* [Required work]: Your task is to transcribe all of the records exactly and leave out the pictures.

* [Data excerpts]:
## Begin

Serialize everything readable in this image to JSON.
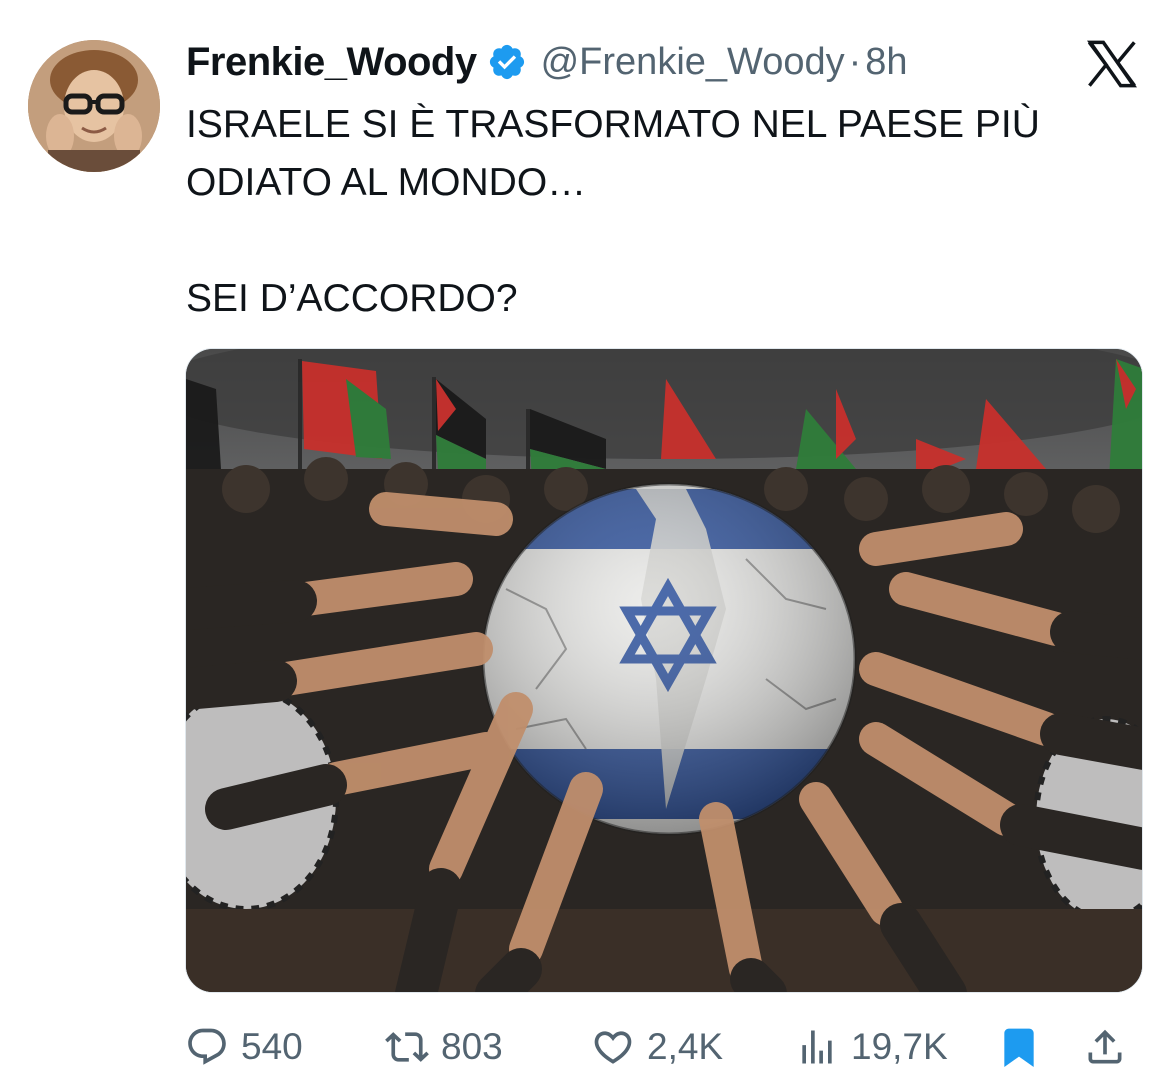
{
  "author": {
    "display_name": "Frenkie_Woody",
    "handle": "@Frenkie_Woody",
    "separator": "·",
    "time": "8h",
    "verified": true
  },
  "platform_icon": "x-logo-icon",
  "text": {
    "line1": "ISRAELE SI È TRASFORMATO NEL PAESE PIÙ",
    "line2": "ODIATO AL MONDO…",
    "line3": "SEI D’ACCORDO?"
  },
  "media": {
    "icon": "photo-image"
  },
  "actions": {
    "replies": "540",
    "retweets": "803",
    "likes": "2,4K",
    "views": "19,7K"
  },
  "colors": {
    "text": "#0f1419",
    "secondary": "#536471",
    "verified": "#1d9bf0",
    "bookmark": "#1d9bf0",
    "israel_blue": "#2a4f9c"
  }
}
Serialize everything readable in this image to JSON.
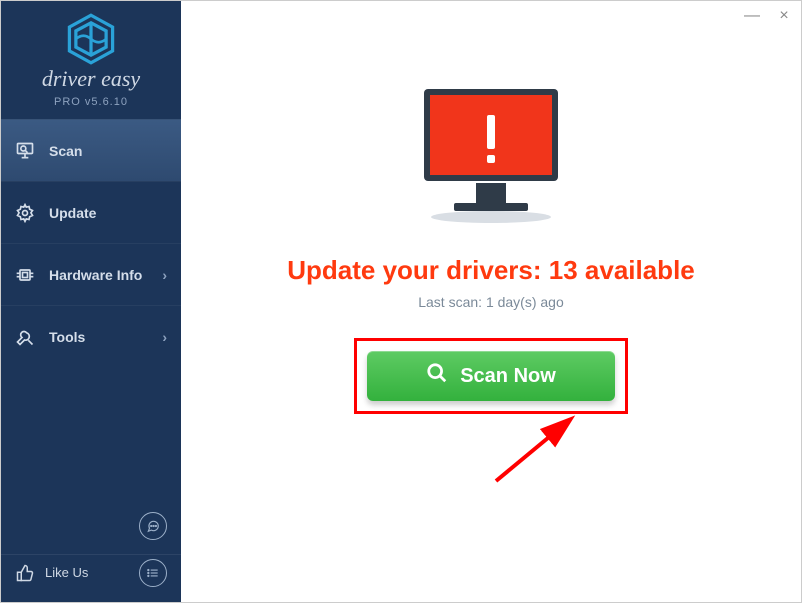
{
  "window": {
    "minimize": "—",
    "close": "×"
  },
  "brand": {
    "name": "driver easy",
    "subtitle": "PRO v5.6.10"
  },
  "sidebar": {
    "items": [
      {
        "label": "Scan",
        "icon": "search-monitor-icon",
        "active": true,
        "chevron": false
      },
      {
        "label": "Update",
        "icon": "gear-icon",
        "active": false,
        "chevron": false
      },
      {
        "label": "Hardware Info",
        "icon": "chip-icon",
        "active": false,
        "chevron": true
      },
      {
        "label": "Tools",
        "icon": "tools-icon",
        "active": false,
        "chevron": true
      }
    ],
    "likeUs": "Like Us"
  },
  "main": {
    "headline_prefix": "Update your drivers: ",
    "available_count": 13,
    "headline_suffix": " available",
    "last_scan": "Last scan: 1 day(s) ago",
    "scan_button": "Scan Now"
  },
  "colors": {
    "sidebar_bg": "#1c3559",
    "accent": "#26a1da",
    "danger": "#ff3a0f",
    "scan_green": "#33b13d"
  }
}
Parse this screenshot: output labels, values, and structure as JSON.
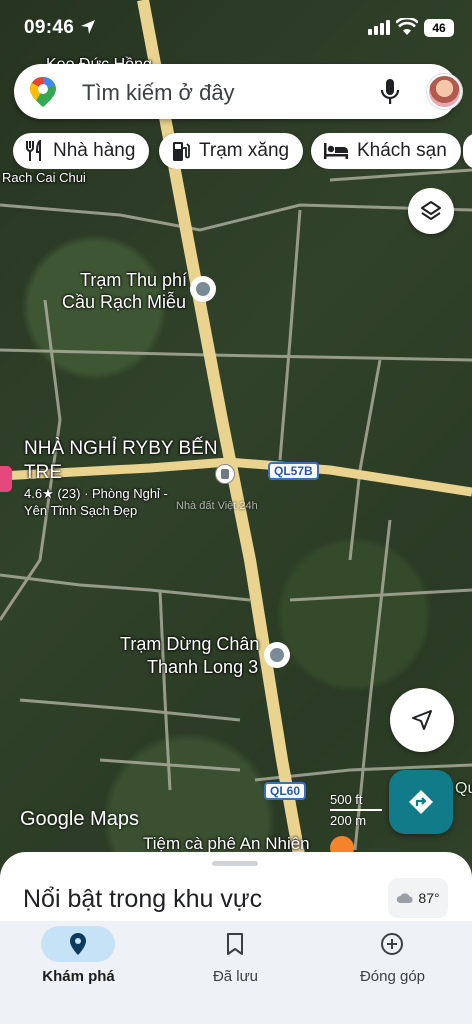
{
  "status_bar": {
    "time": "09:46",
    "battery": "46"
  },
  "search": {
    "placeholder": "Tìm kiếm ở đây"
  },
  "chips": [
    {
      "label": "Nhà hàng",
      "icon": "restaurant-icon"
    },
    {
      "label": "Trạm xăng",
      "icon": "gas-station-icon"
    },
    {
      "label": "Khách sạn",
      "icon": "hotel-icon"
    }
  ],
  "map": {
    "labels": {
      "top_partial": "Keo Đức Hồng",
      "rach_cai_chui": "Rach Cai Chui",
      "toll_line1": "Trạm Thu phí",
      "toll_line2": "Cầu Rạch Miễu",
      "hotel_line1": "NHÀ NGHỈ RYBY BẾN",
      "hotel_line2": "TRE",
      "hotel_rating": "4.6★ (23) · Phòng Nghỉ -",
      "hotel_desc": "Yên Tĩnh Sạch Đẹp",
      "stop_line1": "Trạm Dừng Chân",
      "stop_line2": "Thanh Long 3",
      "cafe": "Tiệm cà phê An Nhiên",
      "right_partial": "Qu",
      "watermark": "Nhà đất Việt 24h"
    },
    "road_shields": {
      "ql57b": "QL57B",
      "ql60": "QL60"
    },
    "scale": {
      "top": "500 ft",
      "bottom": "200 m"
    },
    "logo": "Google Maps"
  },
  "sheet": {
    "title": "Nổi bật trong khu vực",
    "weather_temp": "87°"
  },
  "bottom_nav": [
    {
      "label": "Khám phá",
      "icon": "explore-pin-icon",
      "active": true
    },
    {
      "label": "Đã lưu",
      "icon": "bookmark-icon",
      "active": false
    },
    {
      "label": "Đóng góp",
      "icon": "add-circle-icon",
      "active": false
    }
  ],
  "colors": {
    "accent": "#127b8a",
    "nav_active_bg": "#c5e2f7",
    "road": "#e9d38f"
  }
}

## End

* [Result of the exercise]:
Serialize everything readable in this image to JSON.
{
  "author": {
    "display_name": "Frenkie_Woody",
    "handle": "@Frenkie_Woody",
    "separator": "·",
    "time": "8h",
    "verified": true
  },
  "platform_icon": "x-logo-icon",
  "text": {
    "line1": "ISRAELE SI È TRASFORMATO NEL PAESE PIÙ",
    "line2": "ODIATO AL MONDO…",
    "line3": "SEI D’ACCORDO?"
  },
  "media": {
    "icon": "photo-image"
  },
  "actions": {
    "replies": "540",
    "retweets": "803",
    "likes": "2,4K",
    "views": "19,7K"
  },
  "colors": {
    "text": "#0f1419",
    "secondary": "#536471",
    "verified": "#1d9bf0",
    "bookmark": "#1d9bf0",
    "israel_blue": "#2a4f9c"
  }
}
Serialize everything readable in this image to JSON.
{
  "window": {
    "minimize": "—",
    "close": "×"
  },
  "brand": {
    "name": "driver easy",
    "subtitle": "PRO v5.6.10"
  },
  "sidebar": {
    "items": [
      {
        "label": "Scan",
        "icon": "search-monitor-icon",
        "active": true,
        "chevron": false
      },
      {
        "label": "Update",
        "icon": "gear-icon",
        "active": false,
        "chevron": false
      },
      {
        "label": "Hardware Info",
        "icon": "chip-icon",
        "active": false,
        "chevron": true
      },
      {
        "label": "Tools",
        "icon": "tools-icon",
        "active": false,
        "chevron": true
      }
    ],
    "likeUs": "Like Us"
  },
  "main": {
    "headline_prefix": "Update your drivers: ",
    "available_count": 13,
    "headline_suffix": " available",
    "last_scan": "Last scan: 1 day(s) ago",
    "scan_button": "Scan Now"
  },
  "colors": {
    "sidebar_bg": "#1c3559",
    "accent": "#26a1da",
    "danger": "#ff3a0f",
    "scan_green": "#33b13d"
  }
}
Parse this screenshot: output labels, values, and structure as JSON.
{
  "status_bar": {
    "time": "09:46",
    "battery": "46"
  },
  "search": {
    "placeholder": "Tìm kiếm ở đây"
  },
  "chips": [
    {
      "label": "Nhà hàng",
      "icon": "restaurant-icon"
    },
    {
      "label": "Trạm xăng",
      "icon": "gas-station-icon"
    },
    {
      "label": "Khách sạn",
      "icon": "hotel-icon"
    }
  ],
  "map": {
    "labels": {
      "top_partial": "Keo Đức Hồng",
      "rach_cai_chui": "Rach Cai Chui",
      "toll_line1": "Trạm Thu phí",
      "toll_line2": "Cầu Rạch Miễu",
      "hotel_line1": "NHÀ NGHỈ RYBY BẾN",
      "hotel_line2": "TRE",
      "hotel_rating": "4.6★ (23) · Phòng Nghỉ -",
      "hotel_desc": "Yên Tĩnh Sạch Đẹp",
      "stop_line1": "Trạm Dừng Chân",
      "stop_line2": "Thanh Long 3",
      "cafe": "Tiệm cà phê An Nhiên",
      "right_partial": "Qu",
      "watermark": "Nhà đất Việt 24h"
    },
    "road_shields": {
      "ql57b": "QL57B",
      "ql60": "QL60"
    },
    "scale": {
      "top": "500 ft",
      "bottom": "200 m"
    },
    "logo": "Google Maps"
  },
  "sheet": {
    "title": "Nổi bật trong khu vực",
    "weather_temp": "87°"
  },
  "bottom_nav": [
    {
      "label": "Khám phá",
      "icon": "explore-pin-icon",
      "active": true
    },
    {
      "label": "Đã lưu",
      "icon": "bookmark-icon",
      "active": false
    },
    {
      "label": "Đóng góp",
      "icon": "add-circle-icon",
      "active": false
    }
  ],
  "colors": {
    "accent": "#127b8a",
    "nav_active_bg": "#c5e2f7",
    "road": "#e9d38f"
  }
}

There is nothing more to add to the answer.